Supplied data
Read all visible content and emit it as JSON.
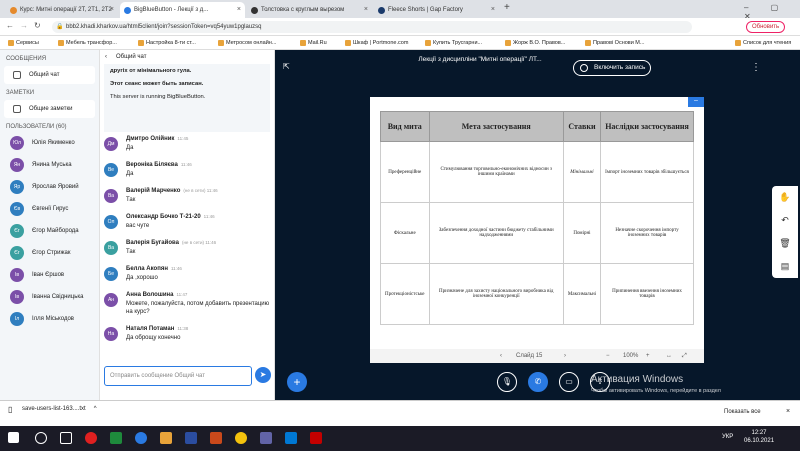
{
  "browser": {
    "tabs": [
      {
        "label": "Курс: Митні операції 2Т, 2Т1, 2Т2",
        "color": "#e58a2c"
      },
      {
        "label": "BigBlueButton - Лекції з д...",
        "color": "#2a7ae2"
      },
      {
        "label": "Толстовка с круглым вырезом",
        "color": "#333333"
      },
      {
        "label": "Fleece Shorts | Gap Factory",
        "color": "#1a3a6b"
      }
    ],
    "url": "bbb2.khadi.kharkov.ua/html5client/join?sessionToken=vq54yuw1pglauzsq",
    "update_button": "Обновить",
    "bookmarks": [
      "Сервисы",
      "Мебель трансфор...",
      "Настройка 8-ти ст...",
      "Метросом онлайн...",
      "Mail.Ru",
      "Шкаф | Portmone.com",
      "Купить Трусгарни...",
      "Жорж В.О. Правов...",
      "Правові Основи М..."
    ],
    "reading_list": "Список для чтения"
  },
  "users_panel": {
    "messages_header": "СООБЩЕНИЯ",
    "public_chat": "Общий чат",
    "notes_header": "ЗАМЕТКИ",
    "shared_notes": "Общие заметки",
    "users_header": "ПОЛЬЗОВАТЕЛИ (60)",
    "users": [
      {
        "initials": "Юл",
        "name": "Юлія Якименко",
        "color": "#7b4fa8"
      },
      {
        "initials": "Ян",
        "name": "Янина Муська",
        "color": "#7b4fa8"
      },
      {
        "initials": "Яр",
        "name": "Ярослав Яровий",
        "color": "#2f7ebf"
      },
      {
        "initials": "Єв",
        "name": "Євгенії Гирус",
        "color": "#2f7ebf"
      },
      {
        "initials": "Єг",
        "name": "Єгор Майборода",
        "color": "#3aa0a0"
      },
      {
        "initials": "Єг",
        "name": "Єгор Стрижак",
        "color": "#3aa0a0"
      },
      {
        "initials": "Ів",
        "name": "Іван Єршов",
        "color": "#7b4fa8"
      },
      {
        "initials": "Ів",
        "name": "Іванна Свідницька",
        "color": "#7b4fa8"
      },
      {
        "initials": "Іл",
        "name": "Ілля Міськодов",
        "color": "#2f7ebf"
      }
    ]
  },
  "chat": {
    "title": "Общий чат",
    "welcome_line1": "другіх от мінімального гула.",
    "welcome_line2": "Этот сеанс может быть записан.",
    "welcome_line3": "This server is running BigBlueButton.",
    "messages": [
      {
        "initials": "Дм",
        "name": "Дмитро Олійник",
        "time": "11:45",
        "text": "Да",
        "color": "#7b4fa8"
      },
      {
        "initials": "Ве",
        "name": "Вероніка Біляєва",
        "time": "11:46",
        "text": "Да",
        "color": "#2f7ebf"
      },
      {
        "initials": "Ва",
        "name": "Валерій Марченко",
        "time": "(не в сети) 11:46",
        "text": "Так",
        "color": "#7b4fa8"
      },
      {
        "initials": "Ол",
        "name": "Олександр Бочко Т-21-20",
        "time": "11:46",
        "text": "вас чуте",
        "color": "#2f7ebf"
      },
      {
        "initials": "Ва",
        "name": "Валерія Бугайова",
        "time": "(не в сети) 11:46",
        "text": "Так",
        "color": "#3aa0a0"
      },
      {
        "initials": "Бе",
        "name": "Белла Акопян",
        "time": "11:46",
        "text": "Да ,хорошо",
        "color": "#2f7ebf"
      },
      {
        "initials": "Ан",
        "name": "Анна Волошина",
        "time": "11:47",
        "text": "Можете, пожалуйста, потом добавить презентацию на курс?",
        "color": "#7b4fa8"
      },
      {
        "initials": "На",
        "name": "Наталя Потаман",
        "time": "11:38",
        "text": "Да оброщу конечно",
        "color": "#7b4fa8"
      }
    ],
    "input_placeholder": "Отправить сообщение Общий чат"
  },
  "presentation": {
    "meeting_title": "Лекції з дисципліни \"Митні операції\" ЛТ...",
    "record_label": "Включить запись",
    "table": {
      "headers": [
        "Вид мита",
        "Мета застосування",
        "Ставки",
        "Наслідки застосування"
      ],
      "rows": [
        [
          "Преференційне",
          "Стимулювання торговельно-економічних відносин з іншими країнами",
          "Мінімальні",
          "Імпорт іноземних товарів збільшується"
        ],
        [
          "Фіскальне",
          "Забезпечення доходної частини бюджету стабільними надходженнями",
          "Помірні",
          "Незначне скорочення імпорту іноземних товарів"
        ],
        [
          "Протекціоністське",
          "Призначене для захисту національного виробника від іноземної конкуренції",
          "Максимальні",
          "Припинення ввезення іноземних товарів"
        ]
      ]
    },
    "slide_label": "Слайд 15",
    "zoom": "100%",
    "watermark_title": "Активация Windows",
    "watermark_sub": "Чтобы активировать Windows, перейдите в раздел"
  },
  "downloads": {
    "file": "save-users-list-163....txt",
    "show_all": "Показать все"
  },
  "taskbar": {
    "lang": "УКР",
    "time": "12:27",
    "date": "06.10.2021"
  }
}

==

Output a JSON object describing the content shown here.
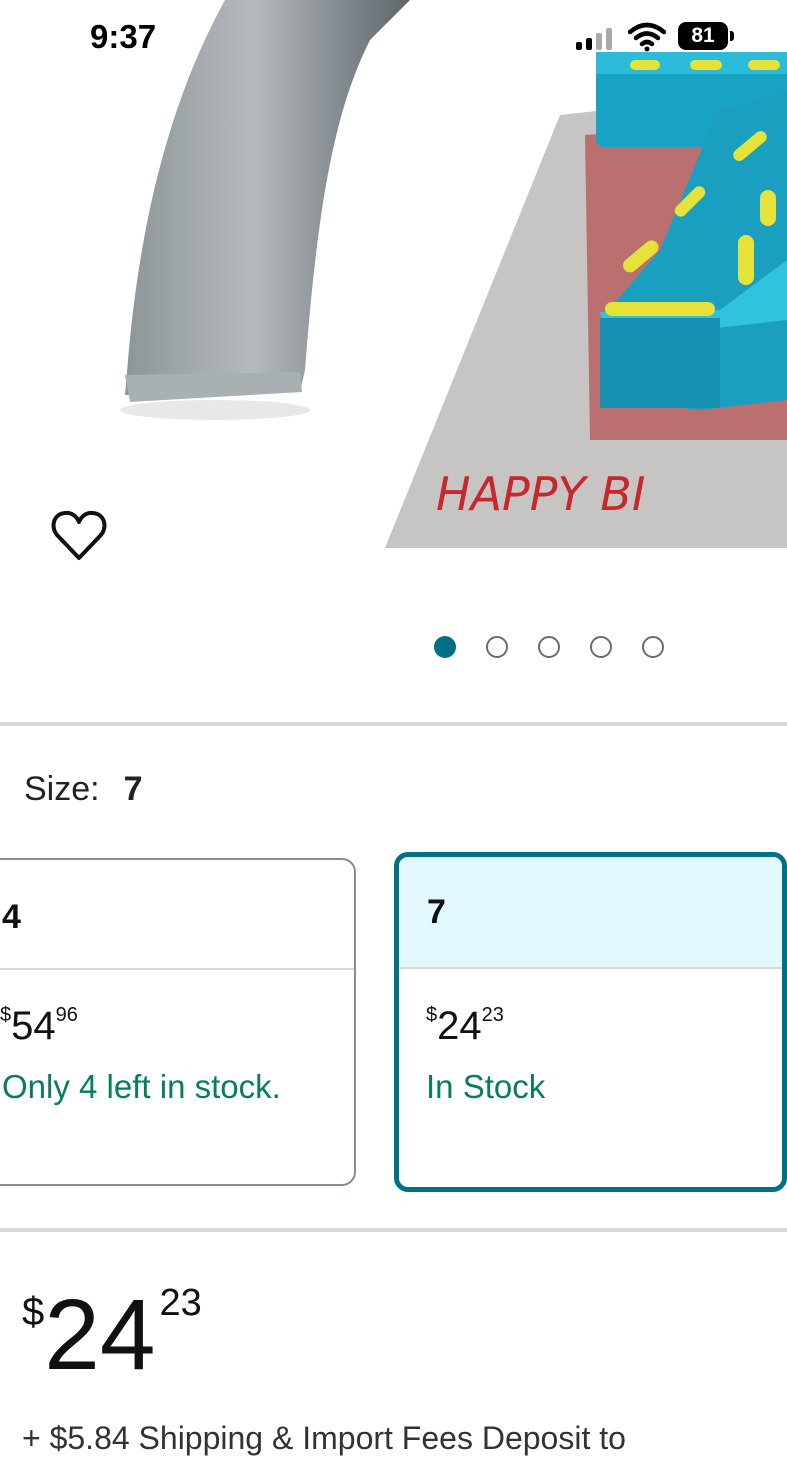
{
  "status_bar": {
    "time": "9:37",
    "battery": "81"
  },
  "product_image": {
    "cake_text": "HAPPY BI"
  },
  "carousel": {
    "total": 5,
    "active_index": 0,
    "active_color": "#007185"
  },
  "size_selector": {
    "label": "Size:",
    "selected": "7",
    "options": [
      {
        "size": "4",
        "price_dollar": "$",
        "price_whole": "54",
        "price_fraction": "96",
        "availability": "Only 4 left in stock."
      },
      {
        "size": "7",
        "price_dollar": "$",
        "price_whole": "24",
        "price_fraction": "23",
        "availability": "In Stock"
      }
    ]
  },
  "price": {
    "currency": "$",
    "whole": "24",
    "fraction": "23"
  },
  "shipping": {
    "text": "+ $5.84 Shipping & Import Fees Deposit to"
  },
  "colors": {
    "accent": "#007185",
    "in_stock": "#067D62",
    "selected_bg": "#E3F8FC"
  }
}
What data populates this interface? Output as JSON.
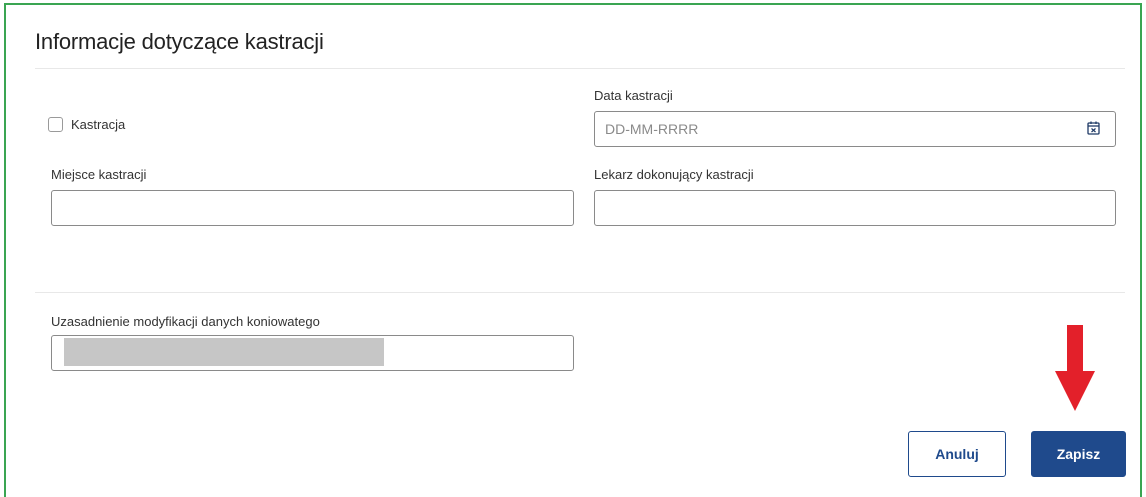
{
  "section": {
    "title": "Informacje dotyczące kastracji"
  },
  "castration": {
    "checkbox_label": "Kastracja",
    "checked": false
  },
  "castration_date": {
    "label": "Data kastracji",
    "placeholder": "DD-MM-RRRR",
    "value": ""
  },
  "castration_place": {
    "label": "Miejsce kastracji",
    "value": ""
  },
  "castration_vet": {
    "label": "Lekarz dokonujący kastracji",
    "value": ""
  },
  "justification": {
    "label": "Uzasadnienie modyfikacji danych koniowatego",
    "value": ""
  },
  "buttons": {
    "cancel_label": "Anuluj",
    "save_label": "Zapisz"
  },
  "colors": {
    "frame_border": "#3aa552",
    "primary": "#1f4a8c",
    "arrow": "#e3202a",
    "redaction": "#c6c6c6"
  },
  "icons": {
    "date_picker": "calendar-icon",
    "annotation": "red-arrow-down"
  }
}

...

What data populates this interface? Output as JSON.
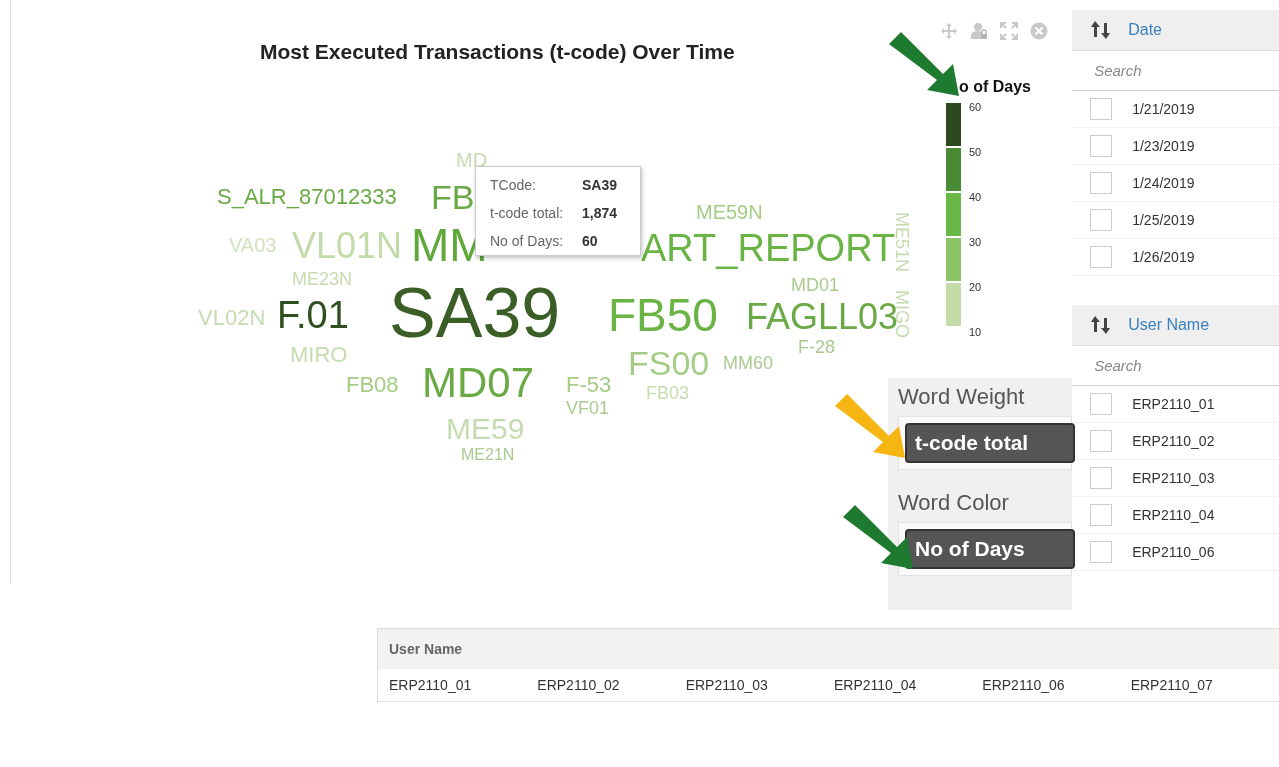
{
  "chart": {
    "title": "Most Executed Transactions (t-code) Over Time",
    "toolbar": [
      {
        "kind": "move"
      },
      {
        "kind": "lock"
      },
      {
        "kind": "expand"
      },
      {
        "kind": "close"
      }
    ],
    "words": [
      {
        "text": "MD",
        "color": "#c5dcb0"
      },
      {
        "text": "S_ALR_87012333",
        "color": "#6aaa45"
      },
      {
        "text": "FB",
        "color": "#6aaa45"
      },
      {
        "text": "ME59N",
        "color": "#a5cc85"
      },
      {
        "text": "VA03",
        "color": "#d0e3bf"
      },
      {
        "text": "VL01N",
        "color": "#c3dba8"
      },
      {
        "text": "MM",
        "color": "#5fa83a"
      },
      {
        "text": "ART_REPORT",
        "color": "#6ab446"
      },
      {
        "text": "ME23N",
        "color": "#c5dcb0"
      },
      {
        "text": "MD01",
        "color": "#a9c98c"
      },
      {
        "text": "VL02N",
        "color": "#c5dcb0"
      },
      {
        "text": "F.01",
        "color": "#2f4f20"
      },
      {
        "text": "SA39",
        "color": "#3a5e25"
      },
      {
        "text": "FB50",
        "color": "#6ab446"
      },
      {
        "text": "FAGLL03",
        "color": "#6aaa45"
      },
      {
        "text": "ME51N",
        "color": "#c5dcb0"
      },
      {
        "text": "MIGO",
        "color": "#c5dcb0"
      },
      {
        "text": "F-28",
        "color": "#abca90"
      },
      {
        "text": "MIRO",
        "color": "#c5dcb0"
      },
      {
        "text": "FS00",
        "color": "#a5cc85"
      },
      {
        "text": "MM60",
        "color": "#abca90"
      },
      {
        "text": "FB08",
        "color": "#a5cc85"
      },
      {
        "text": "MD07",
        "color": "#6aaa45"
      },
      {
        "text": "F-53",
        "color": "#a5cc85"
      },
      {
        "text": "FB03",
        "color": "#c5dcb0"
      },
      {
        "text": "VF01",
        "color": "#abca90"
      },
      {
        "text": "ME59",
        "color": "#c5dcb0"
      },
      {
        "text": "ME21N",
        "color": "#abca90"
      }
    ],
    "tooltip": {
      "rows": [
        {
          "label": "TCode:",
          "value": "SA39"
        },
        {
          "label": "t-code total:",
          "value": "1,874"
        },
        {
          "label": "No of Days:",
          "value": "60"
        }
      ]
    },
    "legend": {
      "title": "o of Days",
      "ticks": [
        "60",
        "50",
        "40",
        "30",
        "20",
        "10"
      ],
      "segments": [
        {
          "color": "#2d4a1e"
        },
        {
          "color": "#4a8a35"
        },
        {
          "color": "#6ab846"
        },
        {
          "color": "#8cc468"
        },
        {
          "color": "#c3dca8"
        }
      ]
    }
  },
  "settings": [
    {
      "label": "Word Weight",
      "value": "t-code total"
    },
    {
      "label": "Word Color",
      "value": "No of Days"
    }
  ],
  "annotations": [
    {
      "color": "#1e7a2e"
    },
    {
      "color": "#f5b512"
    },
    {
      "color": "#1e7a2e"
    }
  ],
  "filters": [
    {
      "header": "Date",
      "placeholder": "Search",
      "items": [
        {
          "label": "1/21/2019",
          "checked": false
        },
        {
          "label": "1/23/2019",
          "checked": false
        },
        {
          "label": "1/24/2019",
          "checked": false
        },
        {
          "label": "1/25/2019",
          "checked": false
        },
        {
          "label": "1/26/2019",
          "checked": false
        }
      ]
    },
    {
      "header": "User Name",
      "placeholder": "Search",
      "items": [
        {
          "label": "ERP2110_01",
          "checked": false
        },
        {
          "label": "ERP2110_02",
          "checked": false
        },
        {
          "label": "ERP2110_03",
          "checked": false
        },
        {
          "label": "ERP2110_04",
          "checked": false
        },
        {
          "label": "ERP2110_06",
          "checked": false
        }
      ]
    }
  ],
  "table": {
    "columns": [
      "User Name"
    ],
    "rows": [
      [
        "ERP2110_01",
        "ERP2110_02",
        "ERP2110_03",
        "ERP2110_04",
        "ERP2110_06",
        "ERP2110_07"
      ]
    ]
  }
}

What to work on
From the data above, count the lines where "Windows" occurs and give that figure and nothing else.

Exercise output
2